→ **What to produce**:
Transcribe all of the material exactly. Any picture in it should be left out.

Start of Entries

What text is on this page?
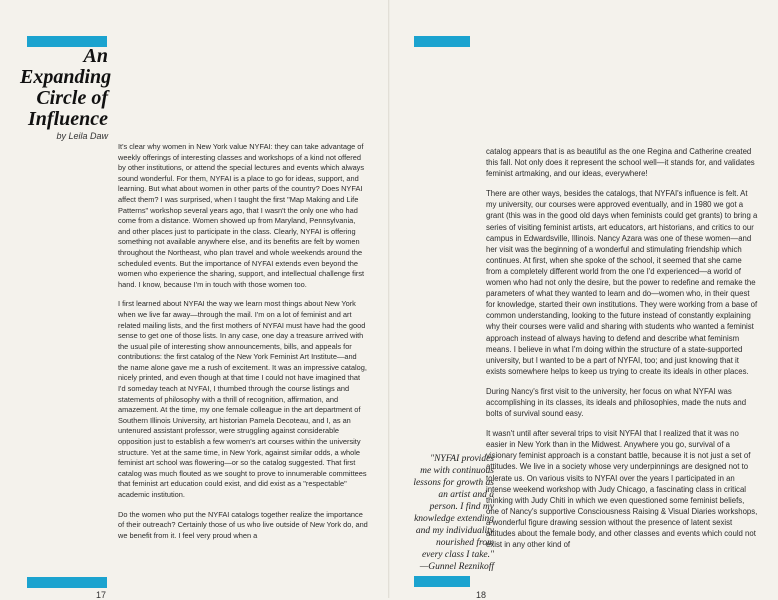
An
Expanding
Circle of
Influence
by Leila Daw

It's clear why women in New York value NYFAI: they can take advantage of weekly offerings of interesting classes and workshops of a kind not offered by other institutions, or attend the special lectures and events which always sound wonderful. For them, NYFAI is a place to go for ideas, support, and learning. But what about women in other parts of the country? Does NYFAI affect them? I was surprised, when I taught the first "Map Making and Life Patterns" workshop several years ago, that I wasn't the only one who had come from a distance. Women showed up from Maryland, Pennsylvania, and other places just to participate in the class. Clearly, NYFAI is offering something not available anywhere else, and its benefits are felt by women throughout the Northeast, who plan travel and whole weekends around the scheduled events. But the importance of NYFAI extends even beyond the women who experience the sharing, support, and intellectual challenge first hand. I know, because I'm in touch with those women too.

I first learned about NYFAI the way we learn most things about New York when we live far away—through the mail. I'm on a lot of feminist and art related mailing lists, and the first mothers of NYFAI must have had the good sense to get one of those lists. In any case, one day a treasure arrived with the usual pile of interesting show announcements, bills, and appeals for contributions: the first catalog of the New York Feminist Art Institute—and the name alone gave me a rush of excitement. It was an impressive catalog, nicely printed, and even though at that time I could not have imagined that I'd someday teach at NYFAI, I thumbed through the course listings and statements of philosophy with a thrill of recognition, affirmation, and amazement. At the time, my one female colleague in the art department of Southern Illinois University, art historian Pamela Decoteau, and I, as an untenured assistant professor, were struggling against considerable opposition just to establish a few women's art courses within the university structure. Yet at the same time, in New York, against similar odds, a whole feminist art school was flowering—or so the catalog suggested. That first catalog was much flouted as we sought to prove to innumerable committees that feminist art education could exist, and did exist as a "respectable" academic institution.

Do the women who put the NYFAI catalogs together realize the importance of their outreach? Certainly those of us who live outside of New York do, and we benefit from it. I feel very proud when a

17

catalog appears that is as beautiful as the one Regina and Catherine created this fall. Not only does it represent the school well—it stands for, and validates feminist artmaking, and our ideas, everywhere!

There are other ways, besides the catalogs, that NYFAI's influence is felt. At my university, our courses were approved eventually, and in 1980 we got a grant (this was in the good old days when feminists could get grants) to bring a series of visiting feminist artists, art educators, art historians, and critics to our campus in Edwardsville, Illinois. Nancy Azara was one of these women—and her visit was the beginning of a wonderful and stimulating friendship which continues. At first, when she spoke of the school, it seemed that she came from a completely different world from the one I'd experienced—a world of women who had not only the desire, but the power to redefine and remake the parameters of what they wanted to learn and do—women who, in their quest for knowledge, started their own institutions. They were working from a base of common understanding, looking to the future instead of constantly explaining why their courses were valid and sharing with students who wanted a feminist approach instead of always having to defend and describe what feminism means. I believe in what I'm doing within the structure of a state-supported university, but I wanted to be a part of NYFAI, too; and just knowing that it exists somewhere helps to keep us trying to create its ideals in other places.

During Nancy's first visit to the university, her focus on what NYFAI was accomplishing in its classes, its ideals and philosophies, made the nuts and bolts of survival sound easy.

It wasn't until after several trips to visit NYFAI that I realized that it was no easier in New York than in the Midwest. Anywhere you go, survival of a visionary feminist approach is a constant battle, because it is not just a set of attitudes. We live in a society whose very underpinnings are designed not to tolerate us. On various visits to NYFAI over the years I participated in an intense weekend workshop with Judy Chicago, a fascinating class in critical thinking with Judy Chiti in which we even questioned some feminist beliefs, one of Nancy's supportive Consciousness Raising & Visual Diaries workshops, a wonderful figure drawing session without the presence of latent sexist attitudes about the female body, and other classes and events which could not exist in any other kind of

"NYFAI provides
me with continuous
lessons for growth as
an artist and a
person. I find my
knowledge extending
and my individuality
nourished from
every class I take."
—Gunnel Reznikoff
18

End of Entries

→ **Task solution**:
What text is on this page?
An
Expanding
Circle of
Influence
by Leila Daw

It's clear why women in New York value NYFAI: they can take advantage of weekly offerings of interesting classes and workshops of a kind not offered by other institutions, or attend the special lectures and events which always sound wonderful. For them, NYFAI is a place to go for ideas, support, and learning. But what about women in other parts of the country? Does NYFAI affect them? I was surprised, when I taught the first "Map Making and Life Patterns" workshop several years ago, that I wasn't the only one who had come from a distance. Women showed up from Maryland, Pennsylvania, and other places just to participate in the class. Clearly, NYFAI is offering something not available anywhere else, and its benefits are felt by women throughout the Northeast, who plan travel and whole weekends around the scheduled events. But the importance of NYFAI extends even beyond the women who experience the sharing, support, and intellectual challenge first hand. I know, because I'm in touch with those women too.

I first learned about NYFAI the way we learn most things about New York when we live far away—through the mail. I'm on a lot of feminist and art related mailing lists, and the first mothers of NYFAI must have had the good sense to get one of those lists. In any case, one day a treasure arrived with the usual pile of interesting show announcements, bills, and appeals for contributions: the first catalog of the New York Feminist Art Institute—and the name alone gave me a rush of excitement. It was an impressive catalog, nicely printed, and even though at that time I could not have imagined that I'd someday teach at NYFAI, I thumbed through the course listings and statements of philosophy with a thrill of recognition, affirmation, and amazement. At the time, my one female colleague in the art department of Southern Illinois University, art historian Pamela Decoteau, and I, as an untenured assistant professor, were struggling against considerable opposition just to establish a few women's art courses within the university structure. Yet at the same time, in New York, against similar odds, a whole feminist art school was flowering—or so the catalog suggested. That first catalog was much flouted as we sought to prove to innumerable committees that feminist art education could exist, and did exist as a "respectable" academic institution.

Do the women who put the NYFAI catalogs together realize the importance of their outreach? Certainly those of us who live outside of New York do, and we benefit from it. I feel very proud when a

17

catalog appears that is as beautiful as the one Regina and Catherine created this fall. Not only does it represent the school well—it stands for, and validates feminist artmaking, and our ideas, everywhere!

There are other ways, besides the catalogs, that NYFAI's influence is felt. At my university, our courses were approved eventually, and in 1980 we got a grant (this was in the good old days when feminists could get grants) to bring a series of visiting feminist artists, art educators, art historians, and critics to our campus in Edwardsville, Illinois. Nancy Azara was one of these women—and her visit was the beginning of a wonderful and stimulating friendship which continues. At first, when she spoke of the school, it seemed that she came from a completely different world from the one I'd experienced—a world of women who had not only the desire, but the power to redefine and remake the parameters of what they wanted to learn and do—women who, in their quest for knowledge, started their own institutions. They were working from a base of common understanding, looking to the future instead of constantly explaining why their courses were valid and sharing with students who wanted a feminist approach instead of always having to defend and describe what feminism means. I believe in what I'm doing within the structure of a state-supported university, but I wanted to be a part of NYFAI, too; and just knowing that it exists somewhere helps to keep us trying to create its ideals in other places.

During Nancy's first visit to the university, her focus on what NYFAI was accomplishing in its classes, its ideals and philosophies, made the nuts and bolts of survival sound easy.

It wasn't until after several trips to visit NYFAI that I realized that it was no easier in New York than in the Midwest. Anywhere you go, survival of a visionary feminist approach is a constant battle, because it is not just a set of attitudes. We live in a society whose very underpinnings are designed not to tolerate us. On various visits to NYFAI over the years I participated in an intense weekend workshop with Judy Chicago, a fascinating class in critical thinking with Judy Chiti in which we even questioned some feminist beliefs, one of Nancy's supportive Consciousness Raising & Visual Diaries workshops, a wonderful figure drawing session without the presence of latent sexist attitudes about the female body, and other classes and events which could not exist in any other kind of

"NYFAI provides
me with continuous
lessons for growth as
an artist and a
person. I find my
knowledge extending
and my individuality
nourished from
every class I take."
—Gunnel Reznikoff
18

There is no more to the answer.